** start of Task input **

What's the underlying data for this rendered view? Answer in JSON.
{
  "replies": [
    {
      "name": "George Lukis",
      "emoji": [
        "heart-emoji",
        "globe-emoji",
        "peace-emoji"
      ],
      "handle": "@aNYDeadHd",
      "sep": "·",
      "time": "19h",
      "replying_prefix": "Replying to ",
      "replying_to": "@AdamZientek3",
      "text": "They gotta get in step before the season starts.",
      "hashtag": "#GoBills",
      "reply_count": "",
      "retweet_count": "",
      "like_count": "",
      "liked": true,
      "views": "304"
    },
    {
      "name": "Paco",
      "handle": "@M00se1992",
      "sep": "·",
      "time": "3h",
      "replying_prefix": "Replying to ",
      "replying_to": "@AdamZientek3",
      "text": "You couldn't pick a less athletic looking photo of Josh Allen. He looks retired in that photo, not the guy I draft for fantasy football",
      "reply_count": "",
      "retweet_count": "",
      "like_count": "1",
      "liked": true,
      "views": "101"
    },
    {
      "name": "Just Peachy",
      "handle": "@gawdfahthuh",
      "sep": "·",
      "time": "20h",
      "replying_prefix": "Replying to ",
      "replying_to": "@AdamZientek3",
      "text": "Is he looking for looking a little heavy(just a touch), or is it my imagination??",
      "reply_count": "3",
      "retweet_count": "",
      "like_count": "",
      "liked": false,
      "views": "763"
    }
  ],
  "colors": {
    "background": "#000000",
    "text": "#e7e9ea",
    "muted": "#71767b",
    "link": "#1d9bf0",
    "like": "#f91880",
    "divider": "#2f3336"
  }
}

** end of Task input **
** start of Task input **

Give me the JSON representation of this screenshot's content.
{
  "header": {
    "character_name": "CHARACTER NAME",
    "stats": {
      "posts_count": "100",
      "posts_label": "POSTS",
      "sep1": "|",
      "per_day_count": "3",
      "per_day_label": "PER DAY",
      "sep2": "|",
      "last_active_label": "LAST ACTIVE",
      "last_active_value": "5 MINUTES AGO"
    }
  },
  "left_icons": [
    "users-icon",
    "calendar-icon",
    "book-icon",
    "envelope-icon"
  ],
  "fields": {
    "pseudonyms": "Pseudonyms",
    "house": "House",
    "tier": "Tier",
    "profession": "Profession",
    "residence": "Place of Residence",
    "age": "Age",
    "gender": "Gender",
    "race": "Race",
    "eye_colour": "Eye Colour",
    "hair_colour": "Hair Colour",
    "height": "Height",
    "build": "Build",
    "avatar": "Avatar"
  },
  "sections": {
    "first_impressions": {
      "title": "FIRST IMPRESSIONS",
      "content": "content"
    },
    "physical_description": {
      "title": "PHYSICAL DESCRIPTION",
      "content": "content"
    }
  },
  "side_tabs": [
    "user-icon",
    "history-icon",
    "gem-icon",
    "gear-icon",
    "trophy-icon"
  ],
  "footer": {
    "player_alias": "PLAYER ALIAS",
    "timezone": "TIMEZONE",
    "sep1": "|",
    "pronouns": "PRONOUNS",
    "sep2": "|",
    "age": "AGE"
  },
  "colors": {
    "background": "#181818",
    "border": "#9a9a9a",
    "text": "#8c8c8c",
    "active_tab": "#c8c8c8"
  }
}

** end of Task input **
** start of Task input **

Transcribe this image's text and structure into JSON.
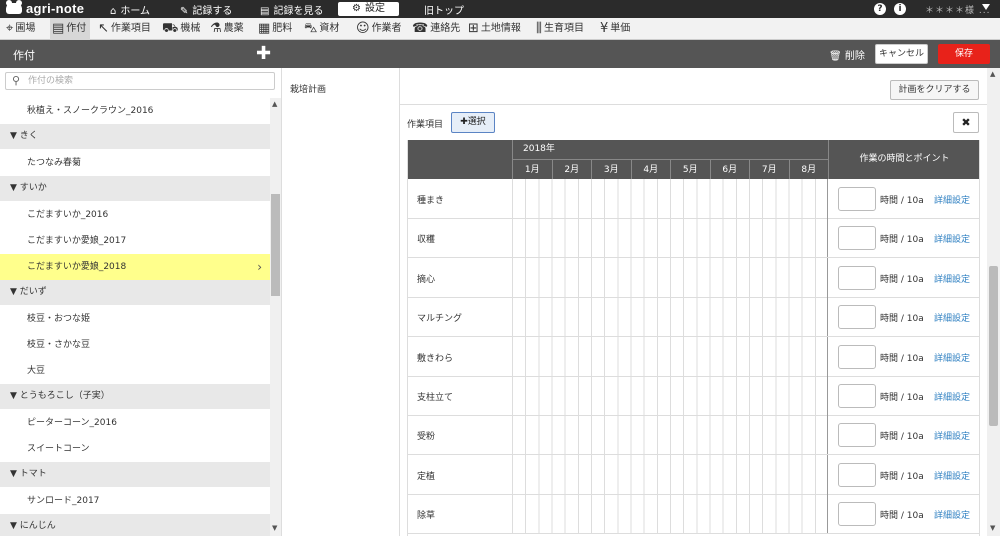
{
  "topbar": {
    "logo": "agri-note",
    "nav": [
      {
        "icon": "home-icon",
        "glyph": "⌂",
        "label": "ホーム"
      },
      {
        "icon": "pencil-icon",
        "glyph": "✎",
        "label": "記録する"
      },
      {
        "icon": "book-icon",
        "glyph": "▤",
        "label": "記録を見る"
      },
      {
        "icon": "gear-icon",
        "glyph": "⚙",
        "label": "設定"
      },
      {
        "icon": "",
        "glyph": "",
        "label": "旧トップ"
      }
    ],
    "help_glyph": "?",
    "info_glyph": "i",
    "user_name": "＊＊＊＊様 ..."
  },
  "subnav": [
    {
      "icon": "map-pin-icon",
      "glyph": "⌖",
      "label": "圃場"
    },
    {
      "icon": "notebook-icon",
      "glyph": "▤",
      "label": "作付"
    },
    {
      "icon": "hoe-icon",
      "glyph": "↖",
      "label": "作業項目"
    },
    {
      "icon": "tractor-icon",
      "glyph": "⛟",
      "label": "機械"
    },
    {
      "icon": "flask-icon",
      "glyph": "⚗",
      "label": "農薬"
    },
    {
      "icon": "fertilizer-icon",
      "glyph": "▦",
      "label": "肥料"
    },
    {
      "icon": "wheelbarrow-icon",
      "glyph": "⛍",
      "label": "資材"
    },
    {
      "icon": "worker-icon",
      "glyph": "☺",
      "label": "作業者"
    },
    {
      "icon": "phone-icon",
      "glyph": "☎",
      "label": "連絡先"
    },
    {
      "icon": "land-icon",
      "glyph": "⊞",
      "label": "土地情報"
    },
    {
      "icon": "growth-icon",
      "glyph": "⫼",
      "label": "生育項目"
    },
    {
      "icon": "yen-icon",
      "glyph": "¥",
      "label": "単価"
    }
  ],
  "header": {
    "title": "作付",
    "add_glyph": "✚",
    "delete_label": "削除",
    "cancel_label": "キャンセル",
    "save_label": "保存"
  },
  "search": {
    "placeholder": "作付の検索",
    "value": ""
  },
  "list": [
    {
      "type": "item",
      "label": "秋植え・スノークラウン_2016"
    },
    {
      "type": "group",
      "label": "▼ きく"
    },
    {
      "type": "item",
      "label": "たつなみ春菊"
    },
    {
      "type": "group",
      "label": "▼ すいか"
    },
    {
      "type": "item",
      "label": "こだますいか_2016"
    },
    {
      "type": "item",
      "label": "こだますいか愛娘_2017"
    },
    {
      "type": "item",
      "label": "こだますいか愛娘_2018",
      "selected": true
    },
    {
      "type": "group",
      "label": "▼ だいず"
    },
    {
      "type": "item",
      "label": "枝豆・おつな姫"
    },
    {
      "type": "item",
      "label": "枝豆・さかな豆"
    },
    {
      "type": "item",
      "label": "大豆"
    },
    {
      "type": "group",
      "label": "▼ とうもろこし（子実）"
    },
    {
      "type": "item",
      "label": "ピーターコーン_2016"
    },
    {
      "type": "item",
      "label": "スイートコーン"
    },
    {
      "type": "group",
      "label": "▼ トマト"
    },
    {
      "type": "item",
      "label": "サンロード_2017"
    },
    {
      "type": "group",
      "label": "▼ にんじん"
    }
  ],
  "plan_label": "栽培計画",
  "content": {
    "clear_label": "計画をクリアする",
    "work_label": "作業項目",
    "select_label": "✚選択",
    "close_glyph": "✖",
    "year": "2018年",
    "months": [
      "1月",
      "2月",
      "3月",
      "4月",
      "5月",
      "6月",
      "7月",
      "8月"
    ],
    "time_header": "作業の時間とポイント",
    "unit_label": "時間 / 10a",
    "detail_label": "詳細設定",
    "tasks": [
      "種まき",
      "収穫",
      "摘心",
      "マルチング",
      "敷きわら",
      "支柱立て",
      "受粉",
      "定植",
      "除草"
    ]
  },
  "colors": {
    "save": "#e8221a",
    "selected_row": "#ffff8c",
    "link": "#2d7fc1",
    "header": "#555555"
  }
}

** end of Task input **

| Work to complete |
Which lines include the word "this"? List them all.

| Output of the task |
What's the underlying data for this rendered view? Answer in JSON.
Give me the JSON representation of this screenshot's content.
Transcribe this image's text and structure into JSON.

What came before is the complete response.